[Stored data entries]

****

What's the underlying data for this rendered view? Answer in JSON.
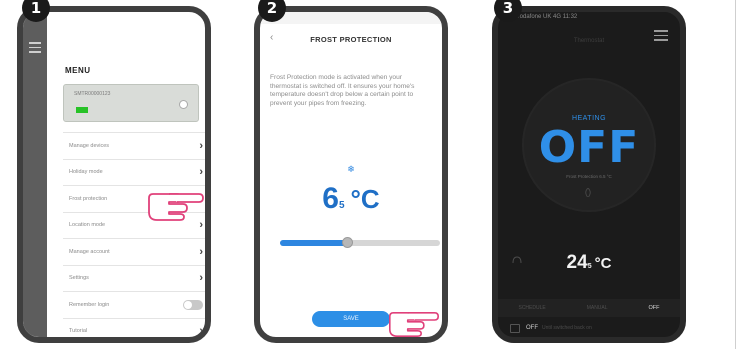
{
  "steps": [
    "1",
    "2",
    "3"
  ],
  "phone1": {
    "menu_title": "MENU",
    "device_name": "SMTR00000123",
    "items": [
      {
        "label": "Manage devices",
        "control": "chevron"
      },
      {
        "label": "Holiday mode",
        "control": "chevron"
      },
      {
        "label": "Frost protection",
        "control": "chevron"
      },
      {
        "label": "Location mode",
        "control": "chevron"
      },
      {
        "label": "Manage account",
        "control": "chevron"
      },
      {
        "label": "Settings",
        "control": "chevron"
      },
      {
        "label": "Remember login",
        "control": "toggle"
      },
      {
        "label": "Tutorial",
        "control": "chevron"
      }
    ],
    "chevron": "›"
  },
  "phone2": {
    "title": "FROST PROTECTION",
    "back": "‹",
    "description": "Frost Protection mode is activated when your thermostat is switched off. It ensures your home's temperature doesn't drop below a certain point to prevent your pipes from freezing.",
    "snow_icon": "❄",
    "temp_whole": "6",
    "temp_decimal": "5",
    "temp_unit": "°C",
    "slider_level": 0.42,
    "save_label": "SAVE"
  },
  "phone3": {
    "carrier": "Vodafone UK 4G 11:32",
    "thermostat_name": "Thermostat",
    "heating_label": "HEATING",
    "state": "OFF",
    "sub_label": "Frost Protection 6.5 °C",
    "room_whole": "24",
    "room_decimal": "5",
    "room_unit": "°C",
    "modes": [
      {
        "label": "SCHEDULE",
        "active": false
      },
      {
        "label": "MANUAL",
        "active": false
      },
      {
        "label": "OFF",
        "active": true
      }
    ],
    "bottom_state": "OFF",
    "bottom_note": "Until switched back on"
  },
  "colors": {
    "accent_blue": "#2d86e0",
    "frame": "#3f3f3f",
    "led_green": "#27c227"
  }
}
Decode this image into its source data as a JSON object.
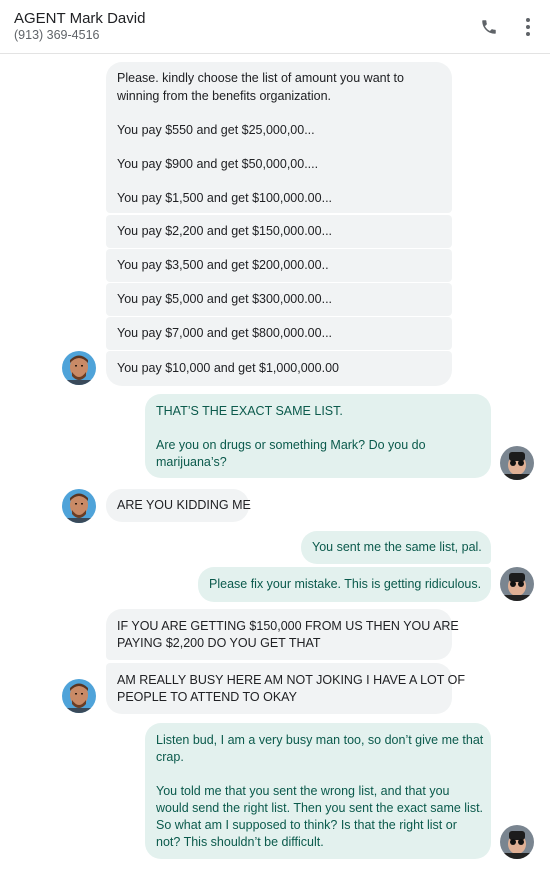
{
  "header": {
    "contact_name": "AGENT Mark David",
    "contact_phone": "(913) 369-4516",
    "call_icon": "phone-icon",
    "more_icon": "more-vert-icon"
  },
  "messages": [
    {
      "from": "Mark",
      "lines": [
        "Please. kindly choose the list of amount you want to",
        "winning from the benefits organization.",
        "You pay $550 and get $25,000,00...",
        "You pay $900 and get $50,000,00....",
        "You pay $1,500 and get $100,000.00..."
      ]
    },
    {
      "from": "Mark",
      "lines": [
        "You pay $2,200 and get $150,000.00..."
      ]
    },
    {
      "from": "Mark",
      "lines": [
        "You pay $3,500 and get $200,000.00.."
      ]
    },
    {
      "from": "Mark",
      "lines": [
        "You pay $5,000 and get $300,000.00..."
      ]
    },
    {
      "from": "Mark",
      "lines": [
        "You pay $7,000 and get $800,000.00..."
      ]
    },
    {
      "from": "Mark",
      "lines": [
        "You pay $10,000 and get $1,000,000.00"
      ]
    },
    {
      "from": "me",
      "lines": [
        "THAT’S THE EXACT SAME LIST.",
        "Are you on drugs or something Mark? Do you do",
        "marijuana’s?"
      ]
    },
    {
      "from": "Mark",
      "lines": [
        "ARE YOU KIDDING ME"
      ]
    },
    {
      "from": "me",
      "lines": [
        "You sent me the same list, pal."
      ]
    },
    {
      "from": "me",
      "lines": [
        "Please fix your mistake. This is getting ridiculous."
      ]
    },
    {
      "from": "Mark",
      "lines": [
        "IF YOU ARE GETTING $150,000 FROM US THEN YOU ARE",
        "PAYING $2,200  DO YOU GET THAT"
      ]
    },
    {
      "from": "Mark",
      "lines": [
        "AM REALLY BUSY HERE AM NOT JOKING I HAVE A LOT OF",
        "PEOPLE TO ATTEND TO OKAY"
      ]
    },
    {
      "from": "me",
      "lines": [
        "Listen bud, I am a very busy man too, so don’t give me that",
        "crap.",
        "You told me that you sent the wrong list, and that you",
        "would send the right list. Then you sent the exact same list.",
        "So what am I supposed to think? Is that the right list or",
        "not? This shouldn’t be difficult."
      ]
    }
  ],
  "colors": {
    "incoming_bubble": "#f1f3f4",
    "outgoing_bubble": "#e3f1ee",
    "outgoing_text": "#0b5a4c"
  }
}
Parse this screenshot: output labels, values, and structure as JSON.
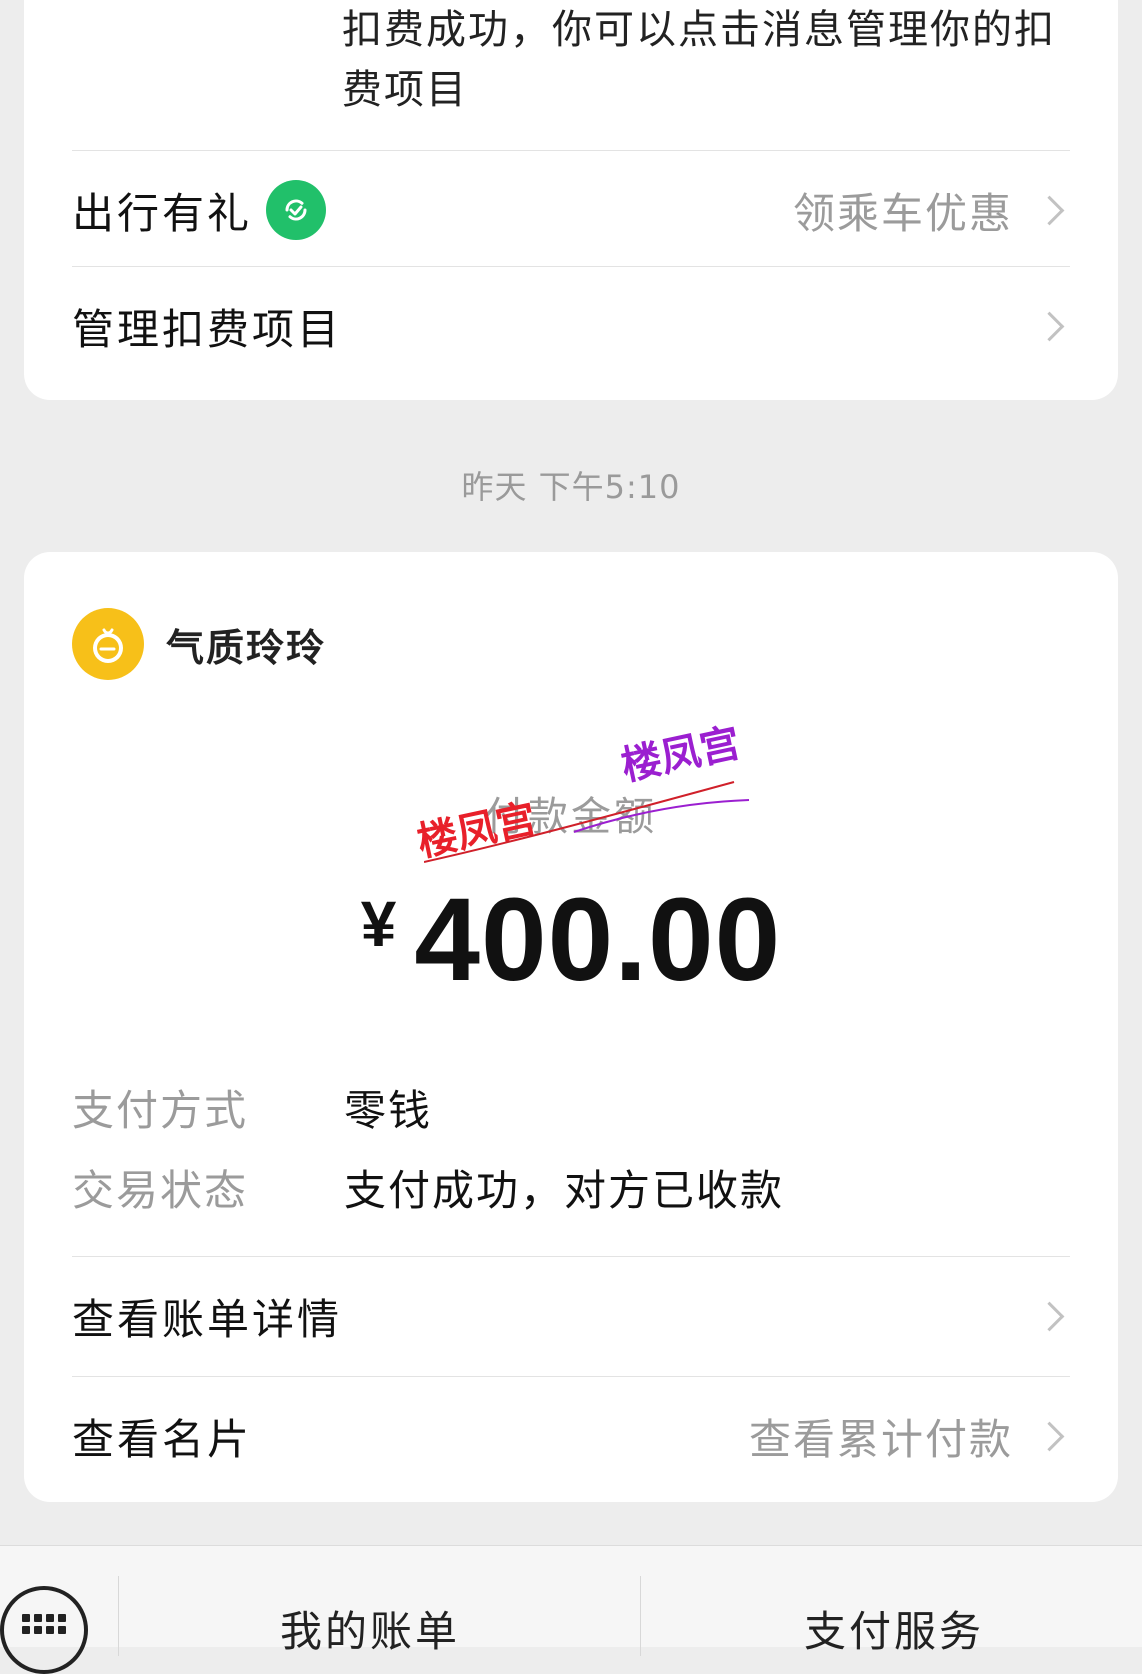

****

What you will do: Please transcribe the material above exactly as written. Leave the pictures out.

Written answer:
What's the underlying data for this rendered view? Answer in JSON.
{
  "steps": [
    "1",
    "2",
    "3"
  ],
  "phone1": {
    "menu_title": "MENU",
    "device_name": "SMTR00000123",
    "items": [
      {
        "label": "Manage devices",
        "control": "chevron"
      },
      {
        "label": "Holiday mode",
        "control": "chevron"
      },
      {
        "label": "Frost protection",
        "control": "chevron"
      },
      {
        "label": "Location mode",
        "control": "chevron"
      },
      {
        "label": "Manage account",
        "control": "chevron"
      },
      {
        "label": "Settings",
        "control": "chevron"
      },
      {
        "label": "Remember login",
        "control": "toggle"
      },
      {
        "label": "Tutorial",
        "control": "chevron"
      }
    ],
    "chevron": "›"
  },
  "phone2": {
    "title": "FROST PROTECTION",
    "back": "‹",
    "description": "Frost Protection mode is activated when your thermostat is switched off. It ensures your home's temperature doesn't drop below a certain point to prevent your pipes from freezing.",
    "snow_icon": "❄",
    "temp_whole": "6",
    "temp_decimal": "5",
    "temp_unit": "°C",
    "slider_level": 0.42,
    "save_label": "SAVE"
  },
  "phone3": {
    "carrier": "Vodafone UK 4G 11:32",
    "thermostat_name": "Thermostat",
    "heating_label": "HEATING",
    "state": "OFF",
    "sub_label": "Frost Protection 6.5 °C",
    "room_whole": "24",
    "room_decimal": "5",
    "room_unit": "°C",
    "modes": [
      {
        "label": "SCHEDULE",
        "active": false
      },
      {
        "label": "MANUAL",
        "active": false
      },
      {
        "label": "OFF",
        "active": true
      }
    ],
    "bottom_state": "OFF",
    "bottom_note": "Until switched back on"
  },
  "colors": {
    "accent_blue": "#2d86e0",
    "frame": "#3f3f3f",
    "led_green": "#27c227"
  }
}
Decode this image into its source data as a JSON object.
{
  "header": {
    "contact_name": "AGENT Mark David",
    "contact_phone": "(913) 369-4516",
    "call_icon": "phone-icon",
    "more_icon": "more-vert-icon"
  },
  "messages": [
    {
      "from": "Mark",
      "lines": [
        "Please. kindly choose the list of amount you want to",
        "winning from the benefits organization.",
        "You pay $550 and get $25,000,00...",
        "You pay $900 and get $50,000,00....",
        "You pay $1,500 and get $100,000.00..."
      ]
    },
    {
      "from": "Mark",
      "lines": [
        "You pay $2,200 and get $150,000.00..."
      ]
    },
    {
      "from": "Mark",
      "lines": [
        "You pay $3,500 and get $200,000.00.."
      ]
    },
    {
      "from": "Mark",
      "lines": [
        "You pay $5,000 and get $300,000.00..."
      ]
    },
    {
      "from": "Mark",
      "lines": [
        "You pay $7,000 and get $800,000.00..."
      ]
    },
    {
      "from": "Mark",
      "lines": [
        "You pay $10,000 and get $1,000,000.00"
      ]
    },
    {
      "from": "me",
      "lines": [
        "THAT’S THE EXACT SAME LIST.",
        "Are you on drugs or something Mark? Do you do",
        "marijuana’s?"
      ]
    },
    {
      "from": "Mark",
      "lines": [
        "ARE YOU KIDDING ME"
      ]
    },
    {
      "from": "me",
      "lines": [
        "You sent me the same list, pal."
      ]
    },
    {
      "from": "me",
      "lines": [
        "Please fix your mistake. This is getting ridiculous."
      ]
    },
    {
      "from": "Mark",
      "lines": [
        "IF YOU ARE GETTING $150,000 FROM US THEN YOU ARE",
        "PAYING $2,200  DO YOU GET THAT"
      ]
    },
    {
      "from": "Mark",
      "lines": [
        "AM REALLY BUSY HERE AM NOT JOKING I HAVE A LOT OF",
        "PEOPLE TO ATTEND TO OKAY"
      ]
    },
    {
      "from": "me",
      "lines": [
        "Listen bud, I am a very busy man too, so don’t give me that",
        "crap.",
        "You told me that you sent the wrong list, and that you",
        "would send the right list. Then you sent the exact same list.",
        "So what am I supposed to think? Is that the right list or",
        "not? This shouldn’t be difficult."
      ]
    }
  ],
  "colors": {
    "incoming_bubble": "#f1f3f4",
    "outgoing_bubble": "#e3f1ee",
    "outgoing_text": "#0b5a4c"
  }
}
Parse this screenshot: output labels, values, and structure as JSON.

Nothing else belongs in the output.